Part of a data file:
====
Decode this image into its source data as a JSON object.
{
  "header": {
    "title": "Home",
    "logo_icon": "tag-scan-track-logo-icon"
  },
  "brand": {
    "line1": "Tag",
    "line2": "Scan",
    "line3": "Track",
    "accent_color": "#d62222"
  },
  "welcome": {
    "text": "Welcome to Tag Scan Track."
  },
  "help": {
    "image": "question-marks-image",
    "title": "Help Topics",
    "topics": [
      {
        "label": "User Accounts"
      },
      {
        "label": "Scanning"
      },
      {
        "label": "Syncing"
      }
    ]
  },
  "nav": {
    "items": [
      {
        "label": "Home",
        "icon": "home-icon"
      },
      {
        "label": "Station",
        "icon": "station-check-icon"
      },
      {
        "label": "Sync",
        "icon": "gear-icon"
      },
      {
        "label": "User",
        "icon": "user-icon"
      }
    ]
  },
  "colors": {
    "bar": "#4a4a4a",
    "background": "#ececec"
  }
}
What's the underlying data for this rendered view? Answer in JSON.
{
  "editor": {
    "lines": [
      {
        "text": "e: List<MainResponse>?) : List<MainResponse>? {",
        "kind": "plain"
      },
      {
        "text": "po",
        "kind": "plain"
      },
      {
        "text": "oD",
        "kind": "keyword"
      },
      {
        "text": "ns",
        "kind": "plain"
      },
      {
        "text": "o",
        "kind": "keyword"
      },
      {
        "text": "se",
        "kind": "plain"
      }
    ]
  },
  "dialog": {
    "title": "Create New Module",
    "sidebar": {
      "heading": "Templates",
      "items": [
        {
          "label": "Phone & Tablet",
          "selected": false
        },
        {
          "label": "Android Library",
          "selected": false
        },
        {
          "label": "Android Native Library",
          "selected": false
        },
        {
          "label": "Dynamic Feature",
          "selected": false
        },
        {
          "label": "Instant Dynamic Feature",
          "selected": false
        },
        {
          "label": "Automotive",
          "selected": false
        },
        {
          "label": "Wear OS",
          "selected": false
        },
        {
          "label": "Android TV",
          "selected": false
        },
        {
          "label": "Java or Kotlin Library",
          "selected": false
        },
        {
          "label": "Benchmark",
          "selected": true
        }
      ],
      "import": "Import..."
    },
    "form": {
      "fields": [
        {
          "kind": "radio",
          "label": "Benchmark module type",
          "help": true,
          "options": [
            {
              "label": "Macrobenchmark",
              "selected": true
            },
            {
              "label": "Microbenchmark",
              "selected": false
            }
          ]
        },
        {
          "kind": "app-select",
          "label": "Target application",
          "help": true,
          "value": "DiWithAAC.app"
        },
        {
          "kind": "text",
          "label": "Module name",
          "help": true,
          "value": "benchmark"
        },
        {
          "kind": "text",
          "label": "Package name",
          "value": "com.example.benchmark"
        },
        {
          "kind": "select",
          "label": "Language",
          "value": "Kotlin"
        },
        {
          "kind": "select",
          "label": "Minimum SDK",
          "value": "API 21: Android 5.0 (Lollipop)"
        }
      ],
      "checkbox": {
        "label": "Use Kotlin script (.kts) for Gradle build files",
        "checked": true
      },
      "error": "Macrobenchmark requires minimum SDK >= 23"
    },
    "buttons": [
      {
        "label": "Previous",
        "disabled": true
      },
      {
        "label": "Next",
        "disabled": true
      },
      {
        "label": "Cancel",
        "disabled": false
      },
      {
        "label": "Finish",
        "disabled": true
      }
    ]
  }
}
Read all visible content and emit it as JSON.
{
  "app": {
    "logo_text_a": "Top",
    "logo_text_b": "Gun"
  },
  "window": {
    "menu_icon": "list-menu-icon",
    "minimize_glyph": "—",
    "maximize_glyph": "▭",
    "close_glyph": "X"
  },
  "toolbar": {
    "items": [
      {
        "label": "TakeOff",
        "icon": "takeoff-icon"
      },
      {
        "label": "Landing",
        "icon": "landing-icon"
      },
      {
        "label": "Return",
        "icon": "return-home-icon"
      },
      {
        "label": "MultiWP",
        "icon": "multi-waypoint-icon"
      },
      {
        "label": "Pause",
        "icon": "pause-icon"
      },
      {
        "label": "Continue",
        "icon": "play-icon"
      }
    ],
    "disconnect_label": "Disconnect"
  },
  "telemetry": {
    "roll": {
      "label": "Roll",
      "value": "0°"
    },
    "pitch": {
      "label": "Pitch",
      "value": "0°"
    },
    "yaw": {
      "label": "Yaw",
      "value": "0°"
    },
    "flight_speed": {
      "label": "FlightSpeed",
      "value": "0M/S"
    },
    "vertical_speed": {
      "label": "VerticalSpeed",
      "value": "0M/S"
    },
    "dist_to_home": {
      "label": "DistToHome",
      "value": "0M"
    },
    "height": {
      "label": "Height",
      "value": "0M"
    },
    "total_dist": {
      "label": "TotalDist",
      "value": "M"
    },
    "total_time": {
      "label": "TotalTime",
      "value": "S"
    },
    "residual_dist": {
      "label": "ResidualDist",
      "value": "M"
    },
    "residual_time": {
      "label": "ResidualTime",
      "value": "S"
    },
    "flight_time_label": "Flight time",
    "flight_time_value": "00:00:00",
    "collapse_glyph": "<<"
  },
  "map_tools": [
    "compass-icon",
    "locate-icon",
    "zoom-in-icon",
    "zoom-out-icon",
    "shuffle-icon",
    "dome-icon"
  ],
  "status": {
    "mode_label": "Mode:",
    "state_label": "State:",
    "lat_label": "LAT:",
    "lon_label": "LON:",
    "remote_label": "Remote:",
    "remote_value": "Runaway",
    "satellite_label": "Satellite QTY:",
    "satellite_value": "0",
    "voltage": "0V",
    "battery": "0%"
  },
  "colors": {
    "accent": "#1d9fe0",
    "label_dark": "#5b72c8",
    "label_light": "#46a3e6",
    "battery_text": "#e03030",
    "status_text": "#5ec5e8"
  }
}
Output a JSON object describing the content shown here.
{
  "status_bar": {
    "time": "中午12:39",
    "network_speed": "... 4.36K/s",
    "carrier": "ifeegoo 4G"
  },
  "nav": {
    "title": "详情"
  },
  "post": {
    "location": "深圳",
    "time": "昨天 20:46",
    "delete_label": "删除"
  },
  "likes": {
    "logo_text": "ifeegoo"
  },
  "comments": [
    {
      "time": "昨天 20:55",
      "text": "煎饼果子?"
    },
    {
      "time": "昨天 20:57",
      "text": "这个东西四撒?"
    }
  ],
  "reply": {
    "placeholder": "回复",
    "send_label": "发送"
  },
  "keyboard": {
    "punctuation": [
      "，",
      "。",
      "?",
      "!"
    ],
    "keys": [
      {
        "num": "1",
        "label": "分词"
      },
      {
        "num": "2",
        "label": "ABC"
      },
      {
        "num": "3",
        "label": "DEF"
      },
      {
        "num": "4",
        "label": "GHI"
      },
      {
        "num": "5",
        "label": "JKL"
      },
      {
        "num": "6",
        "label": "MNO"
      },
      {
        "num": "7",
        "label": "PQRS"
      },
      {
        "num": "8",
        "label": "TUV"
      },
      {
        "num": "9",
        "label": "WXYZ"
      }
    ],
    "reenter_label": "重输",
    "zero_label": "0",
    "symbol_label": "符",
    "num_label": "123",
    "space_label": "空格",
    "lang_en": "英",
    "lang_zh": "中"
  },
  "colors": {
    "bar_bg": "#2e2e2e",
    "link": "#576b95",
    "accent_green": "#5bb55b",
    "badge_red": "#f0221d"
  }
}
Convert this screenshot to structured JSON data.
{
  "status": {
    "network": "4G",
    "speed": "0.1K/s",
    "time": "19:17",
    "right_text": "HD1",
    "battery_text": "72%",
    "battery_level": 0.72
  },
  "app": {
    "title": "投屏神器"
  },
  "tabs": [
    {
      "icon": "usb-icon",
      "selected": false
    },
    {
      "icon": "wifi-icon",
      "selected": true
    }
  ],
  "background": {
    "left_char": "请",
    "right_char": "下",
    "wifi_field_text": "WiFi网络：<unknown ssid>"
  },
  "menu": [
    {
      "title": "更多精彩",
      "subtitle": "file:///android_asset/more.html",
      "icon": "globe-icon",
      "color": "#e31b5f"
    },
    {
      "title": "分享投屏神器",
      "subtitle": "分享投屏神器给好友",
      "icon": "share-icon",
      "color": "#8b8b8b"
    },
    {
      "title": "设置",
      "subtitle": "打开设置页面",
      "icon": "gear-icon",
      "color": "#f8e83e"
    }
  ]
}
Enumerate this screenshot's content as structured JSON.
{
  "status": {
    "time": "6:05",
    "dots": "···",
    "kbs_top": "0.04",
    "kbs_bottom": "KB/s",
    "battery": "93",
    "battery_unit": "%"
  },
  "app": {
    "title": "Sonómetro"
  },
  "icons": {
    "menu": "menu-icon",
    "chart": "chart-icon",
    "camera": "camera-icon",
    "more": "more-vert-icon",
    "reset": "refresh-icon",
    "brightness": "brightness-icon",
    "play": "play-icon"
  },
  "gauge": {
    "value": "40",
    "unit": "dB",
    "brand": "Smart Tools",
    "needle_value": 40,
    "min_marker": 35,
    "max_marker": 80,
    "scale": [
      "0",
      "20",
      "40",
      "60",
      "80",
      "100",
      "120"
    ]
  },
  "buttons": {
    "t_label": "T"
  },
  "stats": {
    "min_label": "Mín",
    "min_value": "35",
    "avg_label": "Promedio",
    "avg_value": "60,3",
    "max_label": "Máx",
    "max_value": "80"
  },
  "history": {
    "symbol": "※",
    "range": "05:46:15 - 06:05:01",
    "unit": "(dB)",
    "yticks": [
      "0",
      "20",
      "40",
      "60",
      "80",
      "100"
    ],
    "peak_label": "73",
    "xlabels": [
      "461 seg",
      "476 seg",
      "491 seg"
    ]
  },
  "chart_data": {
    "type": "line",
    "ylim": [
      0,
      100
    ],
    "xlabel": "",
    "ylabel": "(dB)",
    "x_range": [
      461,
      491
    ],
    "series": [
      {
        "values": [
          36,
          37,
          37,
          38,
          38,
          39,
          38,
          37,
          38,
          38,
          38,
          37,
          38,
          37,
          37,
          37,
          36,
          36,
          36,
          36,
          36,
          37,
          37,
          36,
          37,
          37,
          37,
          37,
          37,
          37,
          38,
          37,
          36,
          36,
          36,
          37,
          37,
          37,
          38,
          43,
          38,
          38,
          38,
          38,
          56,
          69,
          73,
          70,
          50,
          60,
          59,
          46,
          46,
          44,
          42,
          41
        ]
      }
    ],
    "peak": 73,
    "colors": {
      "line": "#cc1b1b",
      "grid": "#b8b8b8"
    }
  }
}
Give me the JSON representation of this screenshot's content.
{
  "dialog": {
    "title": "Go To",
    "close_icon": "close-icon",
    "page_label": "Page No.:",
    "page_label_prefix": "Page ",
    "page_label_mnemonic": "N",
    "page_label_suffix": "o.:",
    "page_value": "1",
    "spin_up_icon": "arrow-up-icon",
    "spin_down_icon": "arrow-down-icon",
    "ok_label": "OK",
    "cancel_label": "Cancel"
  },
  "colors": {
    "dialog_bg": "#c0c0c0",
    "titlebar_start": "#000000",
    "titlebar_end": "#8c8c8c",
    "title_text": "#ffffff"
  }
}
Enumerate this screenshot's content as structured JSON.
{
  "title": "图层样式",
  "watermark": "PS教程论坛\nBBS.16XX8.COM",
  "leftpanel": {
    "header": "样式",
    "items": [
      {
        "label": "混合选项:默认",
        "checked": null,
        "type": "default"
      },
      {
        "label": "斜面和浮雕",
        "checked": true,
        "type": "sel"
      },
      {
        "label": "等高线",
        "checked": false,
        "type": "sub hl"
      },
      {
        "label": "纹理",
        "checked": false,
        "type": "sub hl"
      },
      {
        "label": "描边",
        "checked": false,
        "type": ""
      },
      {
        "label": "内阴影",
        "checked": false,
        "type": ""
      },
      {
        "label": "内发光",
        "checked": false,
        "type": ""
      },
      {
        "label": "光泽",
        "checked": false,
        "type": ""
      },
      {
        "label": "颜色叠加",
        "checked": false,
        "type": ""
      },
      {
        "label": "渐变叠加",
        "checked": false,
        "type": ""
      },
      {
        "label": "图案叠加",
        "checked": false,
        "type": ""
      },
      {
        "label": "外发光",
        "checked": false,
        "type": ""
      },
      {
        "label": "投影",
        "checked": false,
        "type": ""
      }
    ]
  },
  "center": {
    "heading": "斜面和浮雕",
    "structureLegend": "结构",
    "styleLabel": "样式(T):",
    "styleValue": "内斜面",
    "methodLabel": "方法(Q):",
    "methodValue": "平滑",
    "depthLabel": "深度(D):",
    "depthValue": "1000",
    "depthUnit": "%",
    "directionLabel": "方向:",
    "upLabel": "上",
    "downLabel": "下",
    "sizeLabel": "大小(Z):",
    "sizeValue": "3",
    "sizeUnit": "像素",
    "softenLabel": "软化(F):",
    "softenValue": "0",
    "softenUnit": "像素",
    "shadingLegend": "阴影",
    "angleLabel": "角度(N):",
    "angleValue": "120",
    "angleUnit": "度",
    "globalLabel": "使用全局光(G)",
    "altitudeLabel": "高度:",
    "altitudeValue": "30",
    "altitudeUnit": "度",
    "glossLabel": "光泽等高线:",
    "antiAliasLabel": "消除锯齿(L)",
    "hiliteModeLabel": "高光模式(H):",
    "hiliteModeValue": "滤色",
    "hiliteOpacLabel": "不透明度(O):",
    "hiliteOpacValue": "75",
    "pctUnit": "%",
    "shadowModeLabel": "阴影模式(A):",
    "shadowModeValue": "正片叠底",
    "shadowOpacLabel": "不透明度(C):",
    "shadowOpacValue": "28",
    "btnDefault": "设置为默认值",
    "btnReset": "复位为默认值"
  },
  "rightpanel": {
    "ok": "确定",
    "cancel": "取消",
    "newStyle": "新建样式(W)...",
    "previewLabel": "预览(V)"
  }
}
====
• EXERCISE DETAILS
Show the lines of the material that contain the word "object".

• CORRECT RESPONSE
Decode this image into its source data as a JSON object.
Output a JSON object describing the content shown here.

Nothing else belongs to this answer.